◆ Task to complete ◆
Locate all lines with the word "myschoolchildren". Copy them.
---- Records supplied
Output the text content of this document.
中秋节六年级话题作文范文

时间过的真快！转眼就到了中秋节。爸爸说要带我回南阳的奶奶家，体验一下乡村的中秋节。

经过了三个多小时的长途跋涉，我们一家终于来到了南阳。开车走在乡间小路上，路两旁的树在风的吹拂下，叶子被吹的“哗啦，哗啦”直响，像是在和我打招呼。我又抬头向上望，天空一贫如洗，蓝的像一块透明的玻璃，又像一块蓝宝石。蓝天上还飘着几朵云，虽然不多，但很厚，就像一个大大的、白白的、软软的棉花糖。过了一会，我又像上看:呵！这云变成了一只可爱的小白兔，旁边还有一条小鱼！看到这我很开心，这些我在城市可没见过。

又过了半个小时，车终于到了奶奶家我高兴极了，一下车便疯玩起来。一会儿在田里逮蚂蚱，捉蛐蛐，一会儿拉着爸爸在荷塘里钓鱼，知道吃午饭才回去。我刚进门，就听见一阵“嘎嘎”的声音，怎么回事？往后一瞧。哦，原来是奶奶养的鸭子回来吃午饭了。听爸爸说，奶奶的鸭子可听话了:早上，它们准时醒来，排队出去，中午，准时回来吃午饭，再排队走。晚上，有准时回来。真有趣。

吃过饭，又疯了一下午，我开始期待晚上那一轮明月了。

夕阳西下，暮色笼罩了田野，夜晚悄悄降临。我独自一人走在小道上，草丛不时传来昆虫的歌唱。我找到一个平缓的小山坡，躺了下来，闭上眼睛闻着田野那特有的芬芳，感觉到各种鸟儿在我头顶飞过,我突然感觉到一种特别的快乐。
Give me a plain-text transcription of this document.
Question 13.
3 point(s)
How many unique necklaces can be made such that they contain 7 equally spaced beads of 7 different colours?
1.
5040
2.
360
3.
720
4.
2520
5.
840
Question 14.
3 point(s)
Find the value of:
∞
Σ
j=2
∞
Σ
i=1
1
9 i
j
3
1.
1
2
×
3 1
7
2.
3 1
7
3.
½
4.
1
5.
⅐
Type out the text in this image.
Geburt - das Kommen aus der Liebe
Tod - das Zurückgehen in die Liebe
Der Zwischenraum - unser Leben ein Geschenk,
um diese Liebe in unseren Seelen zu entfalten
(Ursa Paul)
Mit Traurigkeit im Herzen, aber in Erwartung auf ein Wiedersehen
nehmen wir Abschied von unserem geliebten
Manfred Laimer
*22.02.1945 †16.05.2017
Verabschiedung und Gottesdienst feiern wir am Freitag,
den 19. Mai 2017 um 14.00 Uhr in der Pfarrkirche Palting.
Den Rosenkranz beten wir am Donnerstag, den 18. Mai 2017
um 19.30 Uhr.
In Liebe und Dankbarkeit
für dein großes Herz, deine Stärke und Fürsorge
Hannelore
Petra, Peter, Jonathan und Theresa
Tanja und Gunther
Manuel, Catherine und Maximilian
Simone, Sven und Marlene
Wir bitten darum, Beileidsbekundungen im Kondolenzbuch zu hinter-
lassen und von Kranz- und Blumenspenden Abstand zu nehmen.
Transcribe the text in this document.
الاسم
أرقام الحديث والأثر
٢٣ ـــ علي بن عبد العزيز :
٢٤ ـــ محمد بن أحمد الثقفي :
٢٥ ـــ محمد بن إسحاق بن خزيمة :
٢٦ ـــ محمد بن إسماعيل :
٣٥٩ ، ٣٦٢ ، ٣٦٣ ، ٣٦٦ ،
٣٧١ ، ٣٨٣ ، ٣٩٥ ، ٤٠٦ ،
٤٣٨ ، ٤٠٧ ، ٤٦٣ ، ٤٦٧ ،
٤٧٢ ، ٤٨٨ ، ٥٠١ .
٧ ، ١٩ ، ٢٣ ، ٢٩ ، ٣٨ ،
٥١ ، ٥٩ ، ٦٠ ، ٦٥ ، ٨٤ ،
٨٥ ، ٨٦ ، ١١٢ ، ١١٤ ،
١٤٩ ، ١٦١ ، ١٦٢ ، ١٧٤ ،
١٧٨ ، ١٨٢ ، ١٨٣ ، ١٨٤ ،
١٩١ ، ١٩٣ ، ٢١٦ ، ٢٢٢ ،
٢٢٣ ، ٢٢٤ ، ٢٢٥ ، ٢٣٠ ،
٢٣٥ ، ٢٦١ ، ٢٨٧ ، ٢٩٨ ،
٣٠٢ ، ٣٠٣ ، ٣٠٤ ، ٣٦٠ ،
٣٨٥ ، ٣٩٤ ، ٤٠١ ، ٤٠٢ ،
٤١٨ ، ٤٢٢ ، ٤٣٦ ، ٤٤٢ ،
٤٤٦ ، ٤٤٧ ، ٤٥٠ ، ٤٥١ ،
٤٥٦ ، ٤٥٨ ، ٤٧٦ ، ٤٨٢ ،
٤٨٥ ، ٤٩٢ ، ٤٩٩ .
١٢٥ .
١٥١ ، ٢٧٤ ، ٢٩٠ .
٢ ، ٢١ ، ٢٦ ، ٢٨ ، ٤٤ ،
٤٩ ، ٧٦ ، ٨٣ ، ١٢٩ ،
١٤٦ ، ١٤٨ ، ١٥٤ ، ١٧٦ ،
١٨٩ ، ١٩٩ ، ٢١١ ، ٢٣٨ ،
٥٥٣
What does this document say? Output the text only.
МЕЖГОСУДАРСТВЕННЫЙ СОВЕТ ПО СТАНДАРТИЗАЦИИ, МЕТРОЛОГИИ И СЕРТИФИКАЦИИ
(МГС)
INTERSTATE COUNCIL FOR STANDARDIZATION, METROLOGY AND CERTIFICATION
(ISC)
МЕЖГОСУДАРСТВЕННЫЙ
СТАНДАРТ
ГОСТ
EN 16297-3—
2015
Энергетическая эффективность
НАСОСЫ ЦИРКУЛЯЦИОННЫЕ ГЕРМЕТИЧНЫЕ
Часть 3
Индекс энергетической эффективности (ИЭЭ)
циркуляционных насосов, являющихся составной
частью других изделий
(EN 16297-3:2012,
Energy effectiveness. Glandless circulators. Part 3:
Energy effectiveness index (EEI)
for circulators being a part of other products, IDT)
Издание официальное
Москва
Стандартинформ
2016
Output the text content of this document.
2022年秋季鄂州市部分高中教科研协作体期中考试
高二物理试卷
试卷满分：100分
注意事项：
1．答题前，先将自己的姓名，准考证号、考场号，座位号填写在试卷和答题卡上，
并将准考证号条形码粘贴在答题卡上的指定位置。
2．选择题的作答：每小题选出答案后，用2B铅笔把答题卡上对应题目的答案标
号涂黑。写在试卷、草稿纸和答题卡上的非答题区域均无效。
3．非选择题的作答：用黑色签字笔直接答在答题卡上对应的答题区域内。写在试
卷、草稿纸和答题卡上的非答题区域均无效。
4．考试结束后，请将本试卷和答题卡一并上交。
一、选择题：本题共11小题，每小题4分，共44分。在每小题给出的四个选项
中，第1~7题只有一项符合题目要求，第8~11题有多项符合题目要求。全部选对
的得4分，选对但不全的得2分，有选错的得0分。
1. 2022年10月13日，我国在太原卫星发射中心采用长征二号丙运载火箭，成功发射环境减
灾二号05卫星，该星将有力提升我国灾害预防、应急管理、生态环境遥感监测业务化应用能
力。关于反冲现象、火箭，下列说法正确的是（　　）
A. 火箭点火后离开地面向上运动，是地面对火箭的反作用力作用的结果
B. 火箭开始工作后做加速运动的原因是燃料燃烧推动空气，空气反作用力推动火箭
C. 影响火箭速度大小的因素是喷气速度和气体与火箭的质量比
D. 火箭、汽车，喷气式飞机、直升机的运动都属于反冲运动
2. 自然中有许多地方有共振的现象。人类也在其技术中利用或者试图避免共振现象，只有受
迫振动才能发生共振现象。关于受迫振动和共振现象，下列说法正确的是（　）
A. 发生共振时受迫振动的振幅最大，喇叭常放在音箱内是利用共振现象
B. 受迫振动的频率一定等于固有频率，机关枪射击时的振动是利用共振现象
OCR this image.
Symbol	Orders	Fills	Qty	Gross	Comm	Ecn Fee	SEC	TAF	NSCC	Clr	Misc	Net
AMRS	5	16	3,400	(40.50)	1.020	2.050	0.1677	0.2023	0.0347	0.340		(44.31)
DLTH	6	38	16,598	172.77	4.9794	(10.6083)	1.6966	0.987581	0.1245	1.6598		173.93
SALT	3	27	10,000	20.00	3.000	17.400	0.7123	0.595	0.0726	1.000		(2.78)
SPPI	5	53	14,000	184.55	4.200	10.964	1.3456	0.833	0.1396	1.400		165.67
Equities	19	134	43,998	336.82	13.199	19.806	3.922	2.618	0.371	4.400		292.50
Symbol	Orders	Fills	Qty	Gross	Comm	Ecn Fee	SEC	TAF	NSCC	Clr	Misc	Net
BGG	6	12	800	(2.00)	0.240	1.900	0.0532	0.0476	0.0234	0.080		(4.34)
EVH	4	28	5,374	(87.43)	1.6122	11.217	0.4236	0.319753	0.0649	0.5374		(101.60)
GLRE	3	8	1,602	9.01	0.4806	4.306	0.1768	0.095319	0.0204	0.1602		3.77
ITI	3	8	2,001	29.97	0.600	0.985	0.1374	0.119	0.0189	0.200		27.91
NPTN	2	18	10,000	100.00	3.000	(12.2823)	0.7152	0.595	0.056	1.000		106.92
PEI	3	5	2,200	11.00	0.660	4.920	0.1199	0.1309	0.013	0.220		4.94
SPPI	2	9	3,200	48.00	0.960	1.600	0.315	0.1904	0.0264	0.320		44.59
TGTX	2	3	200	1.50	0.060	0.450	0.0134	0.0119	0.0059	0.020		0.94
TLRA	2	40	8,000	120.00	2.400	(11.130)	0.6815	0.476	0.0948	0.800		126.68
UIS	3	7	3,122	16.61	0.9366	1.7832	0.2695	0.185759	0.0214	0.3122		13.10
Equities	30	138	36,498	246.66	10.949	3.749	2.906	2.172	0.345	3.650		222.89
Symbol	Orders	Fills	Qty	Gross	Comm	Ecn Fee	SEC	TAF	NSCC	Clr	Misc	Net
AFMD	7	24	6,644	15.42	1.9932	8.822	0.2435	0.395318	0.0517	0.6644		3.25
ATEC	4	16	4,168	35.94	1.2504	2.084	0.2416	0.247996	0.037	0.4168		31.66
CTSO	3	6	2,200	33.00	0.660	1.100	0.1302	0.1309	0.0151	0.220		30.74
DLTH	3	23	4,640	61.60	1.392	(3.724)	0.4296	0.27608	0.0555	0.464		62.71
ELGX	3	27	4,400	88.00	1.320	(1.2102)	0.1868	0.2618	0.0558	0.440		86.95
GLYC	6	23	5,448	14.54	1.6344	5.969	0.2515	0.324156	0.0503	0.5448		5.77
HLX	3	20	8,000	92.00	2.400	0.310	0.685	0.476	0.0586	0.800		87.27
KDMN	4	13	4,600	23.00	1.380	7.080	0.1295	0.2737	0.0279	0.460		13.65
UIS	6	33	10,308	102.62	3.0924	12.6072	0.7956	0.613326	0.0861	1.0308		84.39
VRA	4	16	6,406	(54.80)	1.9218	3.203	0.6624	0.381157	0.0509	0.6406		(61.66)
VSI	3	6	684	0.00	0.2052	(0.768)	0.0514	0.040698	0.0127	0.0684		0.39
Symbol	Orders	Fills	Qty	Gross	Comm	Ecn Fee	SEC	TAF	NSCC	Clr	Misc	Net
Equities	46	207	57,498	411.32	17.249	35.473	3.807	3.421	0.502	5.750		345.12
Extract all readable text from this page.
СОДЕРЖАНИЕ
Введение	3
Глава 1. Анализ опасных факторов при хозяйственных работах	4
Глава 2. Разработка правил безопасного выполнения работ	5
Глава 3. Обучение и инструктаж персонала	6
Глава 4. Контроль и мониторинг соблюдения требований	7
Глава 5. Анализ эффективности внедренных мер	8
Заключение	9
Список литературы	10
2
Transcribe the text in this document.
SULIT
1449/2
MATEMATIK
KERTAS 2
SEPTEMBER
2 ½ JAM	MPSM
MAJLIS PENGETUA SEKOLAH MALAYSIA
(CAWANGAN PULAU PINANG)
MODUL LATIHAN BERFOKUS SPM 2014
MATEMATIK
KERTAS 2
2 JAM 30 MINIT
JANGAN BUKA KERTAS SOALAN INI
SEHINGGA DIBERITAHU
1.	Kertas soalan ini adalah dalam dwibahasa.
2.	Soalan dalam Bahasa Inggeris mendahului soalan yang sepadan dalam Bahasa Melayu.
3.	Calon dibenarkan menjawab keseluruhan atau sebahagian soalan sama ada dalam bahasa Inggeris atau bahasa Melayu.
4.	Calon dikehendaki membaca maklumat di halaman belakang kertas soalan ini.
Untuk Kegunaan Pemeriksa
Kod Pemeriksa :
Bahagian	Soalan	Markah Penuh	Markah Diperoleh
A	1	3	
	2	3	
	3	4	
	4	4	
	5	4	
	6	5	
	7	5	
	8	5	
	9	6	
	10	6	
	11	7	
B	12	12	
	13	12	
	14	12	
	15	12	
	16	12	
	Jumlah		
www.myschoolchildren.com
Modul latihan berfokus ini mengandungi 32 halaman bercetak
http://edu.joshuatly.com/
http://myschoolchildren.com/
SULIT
--------
◆ Finished answer ◆
www.myschoolchildren.com
http://myschoolchildren.com/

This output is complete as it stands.